>> Begin
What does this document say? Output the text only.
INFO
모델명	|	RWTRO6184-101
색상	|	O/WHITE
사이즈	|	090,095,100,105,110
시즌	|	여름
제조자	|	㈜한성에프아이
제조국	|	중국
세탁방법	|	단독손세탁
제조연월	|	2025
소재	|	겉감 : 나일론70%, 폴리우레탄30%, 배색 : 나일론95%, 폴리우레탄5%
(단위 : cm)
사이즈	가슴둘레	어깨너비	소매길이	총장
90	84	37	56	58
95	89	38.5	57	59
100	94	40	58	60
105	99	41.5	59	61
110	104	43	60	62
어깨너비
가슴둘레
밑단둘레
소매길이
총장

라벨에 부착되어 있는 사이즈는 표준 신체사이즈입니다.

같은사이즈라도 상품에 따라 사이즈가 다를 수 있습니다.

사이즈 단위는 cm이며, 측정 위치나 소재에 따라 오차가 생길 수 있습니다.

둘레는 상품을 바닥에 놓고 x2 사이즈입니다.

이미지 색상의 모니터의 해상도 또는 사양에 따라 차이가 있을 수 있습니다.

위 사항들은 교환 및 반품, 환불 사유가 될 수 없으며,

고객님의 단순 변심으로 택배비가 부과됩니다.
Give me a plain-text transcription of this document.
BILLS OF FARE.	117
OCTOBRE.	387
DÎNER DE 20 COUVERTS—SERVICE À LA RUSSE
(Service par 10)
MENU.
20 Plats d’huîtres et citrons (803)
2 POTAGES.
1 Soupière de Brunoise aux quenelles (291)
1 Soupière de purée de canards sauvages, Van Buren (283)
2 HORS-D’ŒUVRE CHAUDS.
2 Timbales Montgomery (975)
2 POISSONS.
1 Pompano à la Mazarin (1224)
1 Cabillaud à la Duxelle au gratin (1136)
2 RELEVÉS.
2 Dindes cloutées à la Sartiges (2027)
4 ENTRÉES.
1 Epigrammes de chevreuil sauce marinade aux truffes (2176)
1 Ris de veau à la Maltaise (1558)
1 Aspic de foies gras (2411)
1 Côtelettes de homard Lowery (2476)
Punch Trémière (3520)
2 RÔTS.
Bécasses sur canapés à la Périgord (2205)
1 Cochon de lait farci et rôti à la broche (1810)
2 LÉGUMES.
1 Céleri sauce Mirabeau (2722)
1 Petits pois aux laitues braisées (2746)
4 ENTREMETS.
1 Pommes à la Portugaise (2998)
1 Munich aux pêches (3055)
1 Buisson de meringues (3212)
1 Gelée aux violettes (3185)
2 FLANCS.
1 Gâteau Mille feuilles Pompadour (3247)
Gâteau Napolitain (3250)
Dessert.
>> End
- WHAT NEEDS TO BE DONE: Reproduce each line of the material above precisely.

- WRITTEN REPLY:
What does this document say? Output the text only.
INFO
모델명	|	RWTRO6184-101
색상	|	O/WHITE
사이즈	|	090,095,100,105,110
시즌	|	여름
제조자	|	㈜한성에프아이
제조국	|	중국
세탁방법	|	단독손세탁
제조연월	|	2025
소재	|	겉감 : 나일론70%, 폴리우레탄30%, 배색 : 나일론95%, 폴리우레탄5%
(단위 : cm)
사이즈	가슴둘레	어깨너비	소매길이	총장
90	84	37	56	58
95	89	38.5	57	59
100	94	40	58	60
105	99	41.5	59	61
110	104	43	60	62
어깨너비
가슴둘레
밑단둘레
소매길이
총장

라벨에 부착되어 있는 사이즈는 표준 신체사이즈입니다.

같은사이즈라도 상품에 따라 사이즈가 다를 수 있습니다.

사이즈 단위는 cm이며, 측정 위치나 소재에 따라 오차가 생길 수 있습니다.

둘레는 상품을 바닥에 놓고 x2 사이즈입니다.

이미지 색상의 모니터의 해상도 또는 사양에 따라 차이가 있을 수 있습니다.

위 사항들은 교환 및 반품, 환불 사유가 될 수 없으며,

고객님의 단순 변심으로 택배비가 부과됩니다.
Give me a plain-text transcription of this document.
BILLS OF FARE.	117
OCTOBRE.	387
DÎNER DE 20 COUVERTS—SERVICE À LA RUSSE
(Service par 10)
MENU.
20 Plats d’huîtres et citrons (803)
2 POTAGES.
1 Soupière de Brunoise aux quenelles (291)
1 Soupière de purée de canards sauvages, Van Buren (283)
2 HORS-D’ŒUVRE CHAUDS.
2 Timbales Montgomery (975)
2 POISSONS.
1 Pompano à la Mazarin (1224)
1 Cabillaud à la Duxelle au gratin (1136)
2 RELEVÉS.
2 Dindes cloutées à la Sartiges (2027)
4 ENTRÉES.
1 Epigrammes de chevreuil sauce marinade aux truffes (2176)
1 Ris de veau à la Maltaise (1558)
1 Aspic de foies gras (2411)
1 Côtelettes de homard Lowery (2476)
Punch Trémière (3520)
2 RÔTS.
Bécasses sur canapés à la Périgord (2205)
1 Cochon de lait farci et rôti à la broche (1810)
2 LÉGUMES.
1 Céleri sauce Mirabeau (2722)
1 Petits pois aux laitues braisées (2746)
4 ENTREMETS.
1 Pommes à la Portugaise (2998)
1 Munich aux pêches (3055)
1 Buisson de meringues (3212)
1 Gelée aux violettes (3185)
2 FLANCS.
1 Gâteau Mille feuilles Pompadour (3247)
Gâteau Napolitain (3250)
Dessert.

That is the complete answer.